[Begin Supplied material]
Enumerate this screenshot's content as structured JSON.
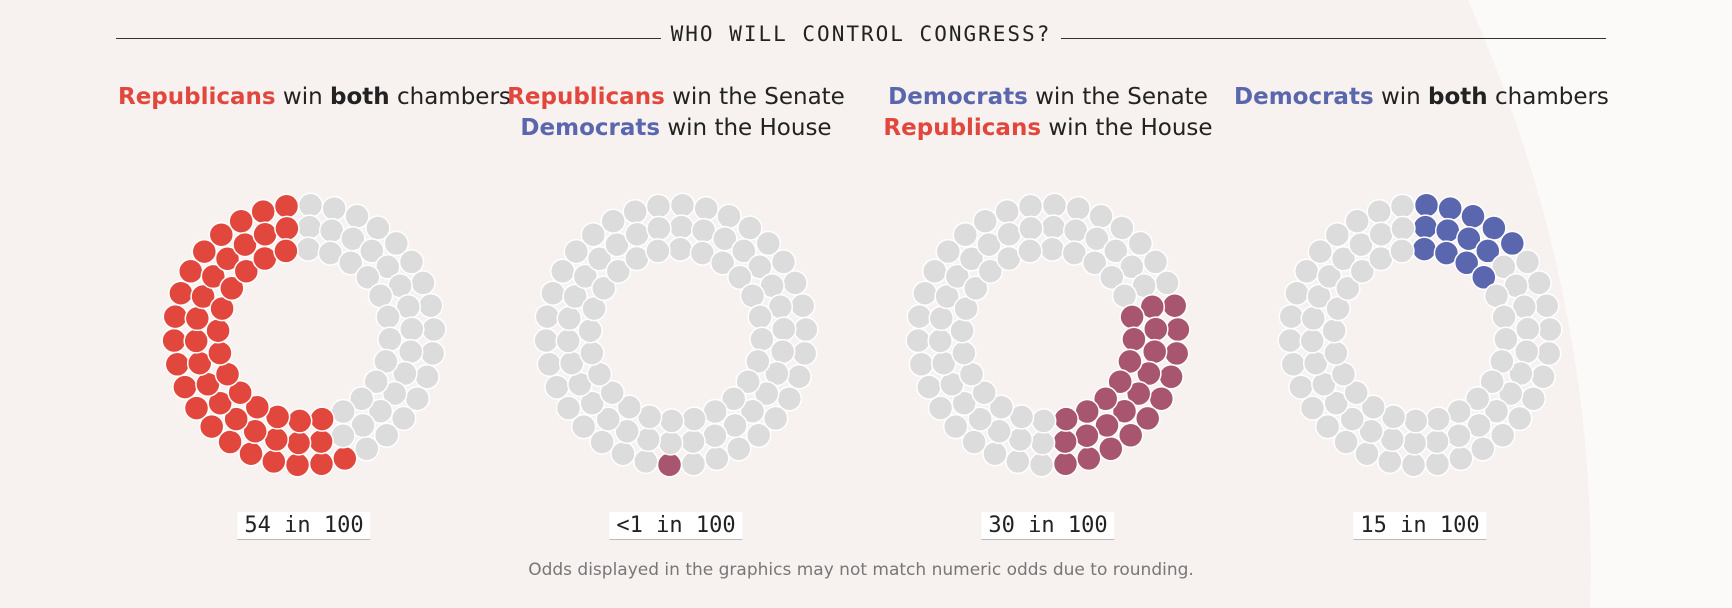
{
  "header": {
    "title": "WHO WILL CONTROL CONGRESS?"
  },
  "footnote": "Odds displayed in the graphics may not match numeric odds due to rounding.",
  "colors": {
    "background": "#f7f1ef",
    "republican": "#e2473d",
    "democrat": "#5a66ae",
    "split": "#a85670",
    "empty": "#dcdcdc"
  },
  "chart_data": [
    {
      "type": "dot-donut",
      "label": {
        "line1": {
          "party": "Republicans",
          "text1": " win ",
          "bold": "both",
          "text2": " chambers"
        }
      },
      "odds_label": "54 in 100",
      "dots_filled": 54,
      "dots_total": 100,
      "fill_color": "#e2473d",
      "fill_start": "top",
      "direction": "counterclockwise"
    },
    {
      "type": "dot-donut",
      "label": {
        "line1": {
          "party": "Republicans",
          "text": " win the Senate"
        },
        "line2": {
          "party": "Democrats",
          "text": " win the House"
        }
      },
      "odds_label": "<1 in 100",
      "dots_filled": 1,
      "dots_total": 100,
      "fill_color": "#a85670",
      "fill_start": "bottom",
      "direction": "clockwise"
    },
    {
      "type": "dot-donut",
      "label": {
        "line1": {
          "party": "Democrats",
          "text": " win the Senate"
        },
        "line2": {
          "party": "Republicans",
          "text": " win the House"
        }
      },
      "odds_label": "30 in 100",
      "dots_filled": 30,
      "dots_total": 100,
      "fill_color": "#a85670",
      "fill_start": "bottom",
      "direction": "counterclockwise"
    },
    {
      "type": "dot-donut",
      "label": {
        "line1": {
          "party": "Democrats",
          "text1": " win ",
          "bold": "both",
          "text2": " chambers"
        }
      },
      "odds_label": "15 in 100",
      "dots_filled": 15,
      "dots_total": 100,
      "fill_color": "#5a66ae",
      "fill_start": "top",
      "direction": "clockwise"
    }
  ]
}
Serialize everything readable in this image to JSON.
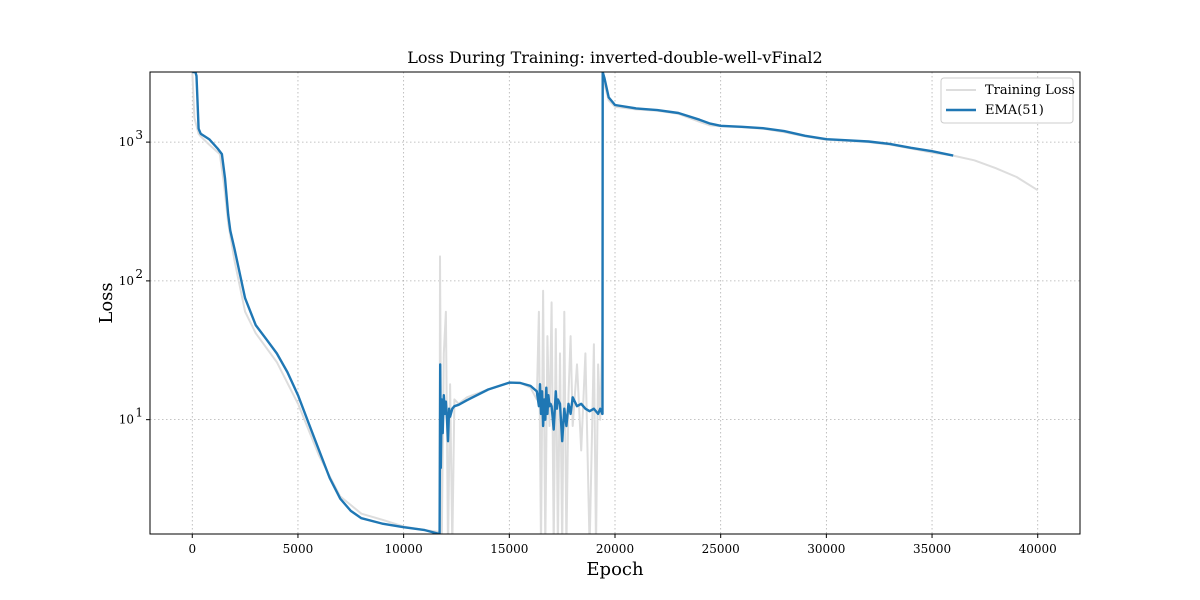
{
  "chart_data": {
    "type": "line",
    "title": "Loss During Training: inverted-double-well-vFinal2",
    "xlabel": "Epoch",
    "ylabel": "Loss",
    "xlim": [
      -2000,
      42000
    ],
    "ylim": [
      1.5,
      3200
    ],
    "yscale": "log",
    "grid": true,
    "legend_position": "top-right",
    "x_ticks": [
      0,
      5000,
      10000,
      15000,
      20000,
      25000,
      30000,
      35000,
      40000
    ],
    "x_tick_labels": [
      "0",
      "5000",
      "10000",
      "15000",
      "20000",
      "25000",
      "30000",
      "35000",
      "40000"
    ],
    "y_ticks": [
      10,
      100,
      1000
    ],
    "y_tick_labels": [
      {
        "base": "10",
        "exp": "1"
      },
      {
        "base": "10",
        "exp": "2"
      },
      {
        "base": "10",
        "exp": "3"
      }
    ],
    "colors": {
      "training_loss": "#dddddd",
      "ema": "#1f77b4"
    },
    "series": [
      {
        "name": "Training Loss",
        "x": [
          0,
          100,
          300,
          400,
          800,
          1300,
          1500,
          1700,
          2000,
          2500,
          3000,
          4000,
          5000,
          6000,
          7000,
          8000,
          9000,
          10000,
          11000,
          11700,
          11720,
          11800,
          11900,
          12000,
          12100,
          12200,
          12300,
          12400,
          12600,
          13000,
          14000,
          15000,
          15500,
          16000,
          16300,
          16400,
          16500,
          16600,
          16700,
          16800,
          16900,
          17000,
          17100,
          17200,
          17300,
          17400,
          17500,
          17600,
          17700,
          17800,
          17900,
          18000,
          18200,
          18400,
          18600,
          18800,
          19000,
          19100,
          19200,
          19300,
          19400,
          19420,
          19500,
          19700,
          20000,
          21000,
          22000,
          23000,
          24000,
          24500,
          25000,
          26000,
          27000,
          28000,
          29000,
          30000,
          31000,
          32000,
          33000,
          34000,
          35000,
          36000,
          37000,
          38000,
          39000,
          40000
        ],
        "y": [
          3200,
          1500,
          1150,
          1100,
          960,
          820,
          500,
          260,
          140,
          60,
          42,
          26,
          13,
          5.5,
          2.8,
          2.1,
          1.9,
          1.7,
          1.6,
          1.55,
          150,
          1.2,
          30,
          60,
          1.1,
          18,
          1.2,
          14,
          13,
          14.5,
          16.5,
          18.5,
          18.5,
          17,
          14,
          60,
          1.2,
          85,
          1.2,
          40,
          9,
          70,
          1.2,
          45,
          1.2,
          30,
          1.2,
          60,
          1.2,
          15,
          40,
          9,
          25,
          6,
          30,
          1.2,
          35,
          1.2,
          25,
          10,
          40,
          3200,
          2600,
          2000,
          1800,
          1720,
          1680,
          1600,
          1400,
          1320,
          1300,
          1280,
          1250,
          1180,
          1100,
          1040,
          1020,
          1000,
          960,
          900,
          840,
          800,
          740,
          650,
          560,
          450
        ]
      },
      {
        "name": "EMA(51)",
        "x": [
          0,
          150,
          200,
          300,
          400,
          800,
          1200,
          1400,
          1550,
          1700,
          1800,
          2000,
          2500,
          3000,
          3500,
          4000,
          4500,
          5000,
          5500,
          6000,
          6500,
          7000,
          7500,
          8000,
          9000,
          10000,
          11000,
          11700,
          11730,
          11760,
          11800,
          11850,
          11900,
          11950,
          12000,
          12050,
          12100,
          12150,
          12200,
          12300,
          12400,
          12600,
          13000,
          14000,
          15000,
          15500,
          16000,
          16300,
          16400,
          16450,
          16500,
          16550,
          16600,
          16650,
          16700,
          16750,
          16800,
          16850,
          16900,
          16950,
          17000,
          17100,
          17200,
          17250,
          17300,
          17400,
          17500,
          17600,
          17700,
          17800,
          17900,
          18000,
          18200,
          18400,
          18600,
          18800,
          19000,
          19200,
          19300,
          19400,
          19410,
          19420,
          19500,
          19700,
          20000,
          21000,
          22000,
          23000,
          24000,
          24500,
          25000,
          26000,
          27000,
          28000,
          29000,
          30000,
          31000,
          32000,
          33000,
          34000,
          35000,
          36000
        ],
        "y": [
          3200,
          3200,
          3000,
          1250,
          1150,
          1050,
          900,
          820,
          550,
          300,
          230,
          170,
          75,
          48,
          38,
          30,
          22,
          15,
          9.5,
          6,
          3.8,
          2.7,
          2.2,
          1.95,
          1.78,
          1.68,
          1.6,
          1.5,
          25,
          4.5,
          14,
          8,
          15,
          11,
          13.5,
          10,
          7,
          12,
          10.5,
          12,
          12.5,
          12.8,
          13.8,
          16.5,
          18.5,
          18.4,
          17.5,
          16,
          12.5,
          18,
          11,
          16,
          9,
          14,
          10,
          17,
          11,
          15,
          12.5,
          13,
          12.5,
          8.5,
          16,
          12,
          14,
          13,
          7,
          12,
          9,
          13,
          11,
          14.5,
          12.5,
          13,
          12,
          11.5,
          12,
          11,
          12,
          11,
          11,
          3200,
          2900,
          2100,
          1850,
          1750,
          1700,
          1620,
          1450,
          1360,
          1310,
          1290,
          1260,
          1200,
          1110,
          1050,
          1030,
          1010,
          970,
          910,
          860,
          800
        ]
      }
    ]
  }
}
[End Supplied material]
Directive:
Look above for every line with the word "this" and copy it.

Result of the task:
Enumerate this screenshot's content as structured JSON.
Serialize everything readable in this image to JSON.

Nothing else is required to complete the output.